===== INPUT MATERIAL
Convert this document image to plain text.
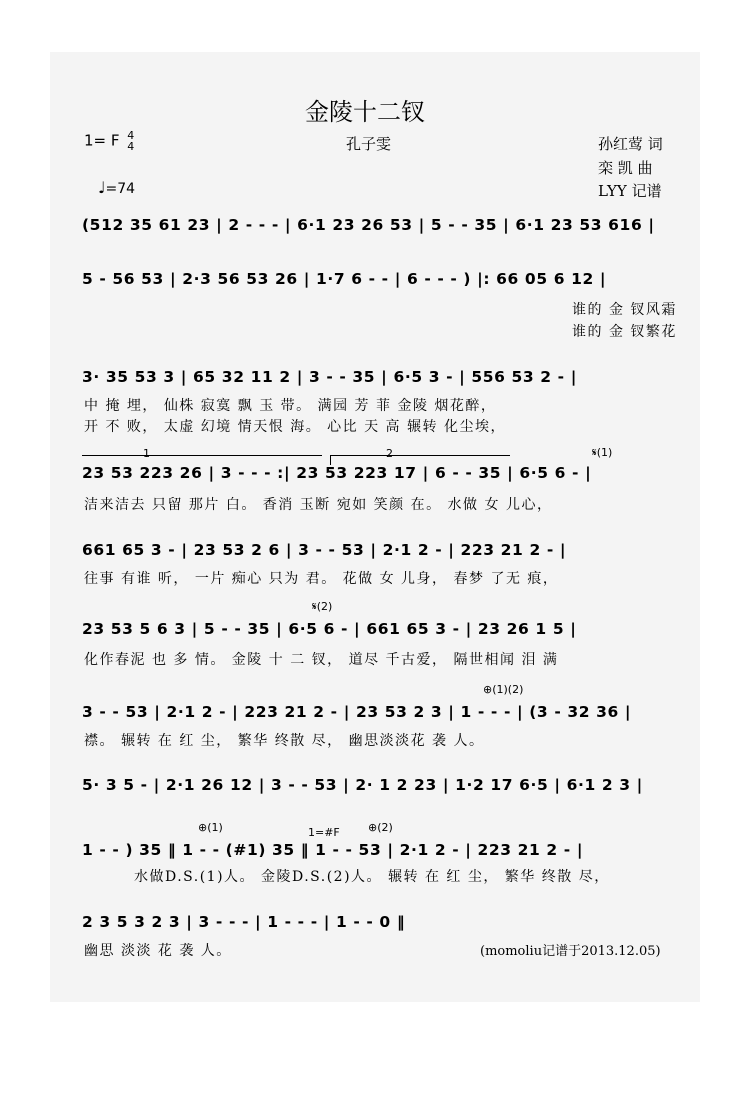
金陵十二钗
1= F 4
4
♩=74
孔子雯	孙红莺 词
栾 凯 曲
LYY 记谱
(512 35 61 23 | 2 - - - | 6·1 23 26 53 | 5 - - 35 | 6·1 23 53 616 |
5 - 56 53 | 2·3 56 53 26 | 1·7 6 - - | 6 - - - ) |: 66 05 6 12 |
谁的 金 钗风霜
谁的 金 钗繁花
3· 35 53 3 | 65 32 11 2 | 3 - - 35 | 6·5 3 - | 556 53 2 - |
中 掩 埋， 仙株 寂寞 飘 玉 带。 满园 芳 菲 金陵 烟花醉，
开 不 败， 太虚 幻境 情天恨 海。 心比 天 高 辗转 化尘埃，
1	2	𝄋(1)
23 53 223 26 | 3 - - - :| 23 53 223 17 | 6 - - 35 | 6·5 6 - |
洁来洁去 只留 那片 白。 香消 玉断 宛如 笑颜 在。 水做 女 儿心，
661 65 3 - | 23 53 2 6 | 3 - - 53 | 2·1 2 - | 223 21 2 - |
往事 有谁 听， 一片 痴心 只为 君。 花做 女 儿身， 春梦 了无 痕，
𝄋(2)
23 53 5 6 3 | 5 - - 35 | 6·5 6 - | 661 65 3 - | 23 26 1 5 |
化作春泥 也 多 情。 金陵 十 二 钗， 道尽 千古爱， 隔世相闻 泪 满
⊕(1)(2)
3 - - 53 | 2·1 2 - | 223 21 2 - | 23 53 2 3 | 1 - - - | (3 - 32 36 |
襟。 辗转 在 红 尘， 繁华 终散 尽， 幽思淡淡花 袭 人。
5· 3 5 - | 2·1 26 12 | 3 - - 53 | 2· 1 2 23 | 1·2 17 6·5 | 6·1 2 3 |
⊕(1)	1=#F	⊕(2)
1 - - ) 35 ‖ 1 - - (#1) 35 ‖ 1 - - 53 | 2·1 2 - | 223 21 2 - |
水做D.S.(1)人。 金陵D.S.(2)人。 辗转 在 红 尘， 繁华 终散 尽，
2 3 5 3 2 3 | 3 - - - | 1 - - - | 1 - - 0 ‖
幽思 淡淡 花 袭 人。	(momoliu记谱于2013.12.05)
==========
EXERCISE INSTRUCTIONS:
Every entry above is to be set down exactly; the pictures are to be left out.

PROBLEM SOLUTION:
Convert this document image to plain text.
金陵十二钗
1= F 4
4
♩=74
孔子雯	孙红莺 词
栾 凯 曲
LYY 记谱
(512 35 61 23 | 2 - - - | 6·1 23 26 53 | 5 - - 35 | 6·1 23 53 616 |
5 - 56 53 | 2·3 56 53 26 | 1·7 6 - - | 6 - - - ) |: 66 05 6 12 |
谁的 金 钗风霜
谁的 金 钗繁花
3· 35 53 3 | 65 32 11 2 | 3 - - 35 | 6·5 3 - | 556 53 2 - |
中 掩 埋， 仙株 寂寞 飘 玉 带。 满园 芳 菲 金陵 烟花醉，
开 不 败， 太虚 幻境 情天恨 海。 心比 天 高 辗转 化尘埃，
1	2	𝄋(1)
23 53 223 26 | 3 - - - :| 23 53 223 17 | 6 - - 35 | 6·5 6 - |
洁来洁去 只留 那片 白。 香消 玉断 宛如 笑颜 在。 水做 女 儿心，
661 65 3 - | 23 53 2 6 | 3 - - 53 | 2·1 2 - | 223 21 2 - |
往事 有谁 听， 一片 痴心 只为 君。 花做 女 儿身， 春梦 了无 痕，
𝄋(2)
23 53 5 6 3 | 5 - - 35 | 6·5 6 - | 661 65 3 - | 23 26 1 5 |
化作春泥 也 多 情。 金陵 十 二 钗， 道尽 千古爱， 隔世相闻 泪 满
⊕(1)(2)
3 - - 53 | 2·1 2 - | 223 21 2 - | 23 53 2 3 | 1 - - - | (3 - 32 36 |
襟。 辗转 在 红 尘， 繁华 终散 尽， 幽思淡淡花 袭 人。
5· 3 5 - | 2·1 26 12 | 3 - - 53 | 2· 1 2 23 | 1·2 17 6·5 | 6·1 2 3 |
⊕(1)	1=#F	⊕(2)
1 - - ) 35 ‖ 1 - - (#1) 35 ‖ 1 - - 53 | 2·1 2 - | 223 21 2 - |
水做D.S.(1)人。 金陵D.S.(2)人。 辗转 在 红 尘， 繁华 终散 尽，
2 3 5 3 2 3 | 3 - - - | 1 - - - | 1 - - 0 ‖
幽思 淡淡 花 袭 人。	(momoliu记谱于2013.12.05)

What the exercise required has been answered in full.